• YOUR INSTRUCTIONS:
Each of the entries should be retyped precisely as it appears.

• Records from a collection:
◇ ◇ ◇ ◇ ◇
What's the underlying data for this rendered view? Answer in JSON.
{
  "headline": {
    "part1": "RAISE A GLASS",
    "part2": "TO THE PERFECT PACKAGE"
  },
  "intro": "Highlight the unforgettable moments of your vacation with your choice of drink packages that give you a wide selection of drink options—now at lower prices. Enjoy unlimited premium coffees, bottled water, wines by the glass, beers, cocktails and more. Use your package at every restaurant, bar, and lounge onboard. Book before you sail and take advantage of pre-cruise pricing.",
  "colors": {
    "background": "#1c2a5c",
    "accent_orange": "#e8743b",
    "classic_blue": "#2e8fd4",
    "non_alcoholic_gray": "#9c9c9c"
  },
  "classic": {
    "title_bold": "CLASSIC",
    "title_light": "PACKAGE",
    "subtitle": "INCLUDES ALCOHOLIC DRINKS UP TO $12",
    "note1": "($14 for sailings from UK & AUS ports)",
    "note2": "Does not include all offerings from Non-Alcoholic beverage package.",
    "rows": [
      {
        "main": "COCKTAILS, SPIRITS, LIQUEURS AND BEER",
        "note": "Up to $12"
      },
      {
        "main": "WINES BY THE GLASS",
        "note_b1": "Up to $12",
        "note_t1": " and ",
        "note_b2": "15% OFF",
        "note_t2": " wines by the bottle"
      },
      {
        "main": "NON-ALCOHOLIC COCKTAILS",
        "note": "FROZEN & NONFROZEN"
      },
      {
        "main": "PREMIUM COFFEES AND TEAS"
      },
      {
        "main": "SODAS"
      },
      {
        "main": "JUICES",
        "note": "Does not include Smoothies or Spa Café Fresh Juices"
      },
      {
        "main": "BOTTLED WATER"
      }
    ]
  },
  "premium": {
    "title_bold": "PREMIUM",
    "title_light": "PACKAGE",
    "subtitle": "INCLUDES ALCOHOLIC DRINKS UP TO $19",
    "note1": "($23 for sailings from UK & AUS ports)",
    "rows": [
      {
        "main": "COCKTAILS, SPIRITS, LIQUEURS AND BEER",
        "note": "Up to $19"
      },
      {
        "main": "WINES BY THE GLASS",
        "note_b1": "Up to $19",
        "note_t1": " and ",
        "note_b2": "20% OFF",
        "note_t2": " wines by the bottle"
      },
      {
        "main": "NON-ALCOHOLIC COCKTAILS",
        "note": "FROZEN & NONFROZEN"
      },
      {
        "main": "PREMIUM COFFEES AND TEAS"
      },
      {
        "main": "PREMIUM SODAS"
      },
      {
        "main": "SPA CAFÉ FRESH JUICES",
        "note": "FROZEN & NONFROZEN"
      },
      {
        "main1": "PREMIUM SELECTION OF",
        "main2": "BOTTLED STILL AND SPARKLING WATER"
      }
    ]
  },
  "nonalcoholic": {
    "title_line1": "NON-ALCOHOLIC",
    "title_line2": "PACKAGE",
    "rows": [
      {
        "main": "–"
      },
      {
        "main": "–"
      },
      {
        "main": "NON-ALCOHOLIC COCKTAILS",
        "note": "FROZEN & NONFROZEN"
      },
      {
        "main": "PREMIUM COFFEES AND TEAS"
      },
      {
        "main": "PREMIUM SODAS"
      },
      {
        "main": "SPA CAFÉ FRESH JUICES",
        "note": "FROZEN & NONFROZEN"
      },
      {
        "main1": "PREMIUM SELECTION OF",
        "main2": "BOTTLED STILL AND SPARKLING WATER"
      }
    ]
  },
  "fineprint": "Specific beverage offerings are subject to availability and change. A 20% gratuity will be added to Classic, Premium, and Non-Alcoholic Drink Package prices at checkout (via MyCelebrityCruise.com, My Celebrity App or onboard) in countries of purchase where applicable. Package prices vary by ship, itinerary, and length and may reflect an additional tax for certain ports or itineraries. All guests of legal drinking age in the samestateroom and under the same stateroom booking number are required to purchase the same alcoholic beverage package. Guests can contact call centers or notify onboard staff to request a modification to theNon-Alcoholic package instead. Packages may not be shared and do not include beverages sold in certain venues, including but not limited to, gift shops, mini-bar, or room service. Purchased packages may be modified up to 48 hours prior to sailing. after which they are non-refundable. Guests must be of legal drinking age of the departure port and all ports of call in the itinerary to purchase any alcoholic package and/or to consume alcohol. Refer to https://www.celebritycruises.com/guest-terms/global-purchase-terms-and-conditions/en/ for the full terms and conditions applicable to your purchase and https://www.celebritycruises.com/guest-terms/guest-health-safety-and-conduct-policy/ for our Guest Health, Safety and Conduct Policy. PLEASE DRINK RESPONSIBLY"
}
◇ ◇ ◇ ◇ ◇
• WRITTEN REPLY:
What's the underlying data for this rendered view? Answer in JSON.
{
  "headline": {
    "part1": "RAISE A GLASS",
    "part2": "TO THE PERFECT PACKAGE"
  },
  "intro": "Highlight the unforgettable moments of your vacation with your choice of drink packages that give you a wide selection of drink options—now at lower prices. Enjoy unlimited premium coffees, bottled water, wines by the glass, beers, cocktails and more. Use your package at every restaurant, bar, and lounge onboard. Book before you sail and take advantage of pre-cruise pricing.",
  "colors": {
    "background": "#1c2a5c",
    "accent_orange": "#e8743b",
    "classic_blue": "#2e8fd4",
    "non_alcoholic_gray": "#9c9c9c"
  },
  "classic": {
    "title_bold": "CLASSIC",
    "title_light": "PACKAGE",
    "subtitle": "INCLUDES ALCOHOLIC DRINKS UP TO $12",
    "note1": "($14 for sailings from UK & AUS ports)",
    "note2": "Does not include all offerings from Non-Alcoholic beverage package.",
    "rows": [
      {
        "main": "COCKTAILS, SPIRITS, LIQUEURS AND BEER",
        "note": "Up to $12"
      },
      {
        "main": "WINES BY THE GLASS",
        "note_b1": "Up to $12",
        "note_t1": " and ",
        "note_b2": "15% OFF",
        "note_t2": " wines by the bottle"
      },
      {
        "main": "NON-ALCOHOLIC COCKTAILS",
        "note": "FROZEN & NONFROZEN"
      },
      {
        "main": "PREMIUM COFFEES AND TEAS"
      },
      {
        "main": "SODAS"
      },
      {
        "main": "JUICES",
        "note": "Does not include Smoothies or Spa Café Fresh Juices"
      },
      {
        "main": "BOTTLED WATER"
      }
    ]
  },
  "premium": {
    "title_bold": "PREMIUM",
    "title_light": "PACKAGE",
    "subtitle": "INCLUDES ALCOHOLIC DRINKS UP TO $19",
    "note1": "($23 for sailings from UK & AUS ports)",
    "rows": [
      {
        "main": "COCKTAILS, SPIRITS, LIQUEURS AND BEER",
        "note": "Up to $19"
      },
      {
        "main": "WINES BY THE GLASS",
        "note_b1": "Up to $19",
        "note_t1": " and ",
        "note_b2": "20% OFF",
        "note_t2": " wines by the bottle"
      },
      {
        "main": "NON-ALCOHOLIC COCKTAILS",
        "note": "FROZEN & NONFROZEN"
      },
      {
        "main": "PREMIUM COFFEES AND TEAS"
      },
      {
        "main": "PREMIUM SODAS"
      },
      {
        "main": "SPA CAFÉ FRESH JUICES",
        "note": "FROZEN & NONFROZEN"
      },
      {
        "main1": "PREMIUM SELECTION OF",
        "main2": "BOTTLED STILL AND SPARKLING WATER"
      }
    ]
  },
  "nonalcoholic": {
    "title_line1": "NON-ALCOHOLIC",
    "title_line2": "PACKAGE",
    "rows": [
      {
        "main": "–"
      },
      {
        "main": "–"
      },
      {
        "main": "NON-ALCOHOLIC COCKTAILS",
        "note": "FROZEN & NONFROZEN"
      },
      {
        "main": "PREMIUM COFFEES AND TEAS"
      },
      {
        "main": "PREMIUM SODAS"
      },
      {
        "main": "SPA CAFÉ FRESH JUICES",
        "note": "FROZEN & NONFROZEN"
      },
      {
        "main1": "PREMIUM SELECTION OF",
        "main2": "BOTTLED STILL AND SPARKLING WATER"
      }
    ]
  },
  "fineprint": "Specific beverage offerings are subject to availability and change. A 20% gratuity will be added to Classic, Premium, and Non-Alcoholic Drink Package prices at checkout (via MyCelebrityCruise.com, My Celebrity App or onboard) in countries of purchase where applicable. Package prices vary by ship, itinerary, and length and may reflect an additional tax for certain ports or itineraries. All guests of legal drinking age in the samestateroom and under the same stateroom booking number are required to purchase the same alcoholic beverage package. Guests can contact call centers or notify onboard staff to request a modification to theNon-Alcoholic package instead. Packages may not be shared and do not include beverages sold in certain venues, including but not limited to, gift shops, mini-bar, or room service. Purchased packages may be modified up to 48 hours prior to sailing. after which they are non-refundable. Guests must be of legal drinking age of the departure port and all ports of call in the itinerary to purchase any alcoholic package and/or to consume alcohol. Refer to https://www.celebritycruises.com/guest-terms/global-purchase-terms-and-conditions/en/ for the full terms and conditions applicable to your purchase and https://www.celebritycruises.com/guest-terms/guest-health-safety-and-conduct-policy/ for our Guest Health, Safety and Conduct Policy. PLEASE DRINK RESPONSIBLY"
}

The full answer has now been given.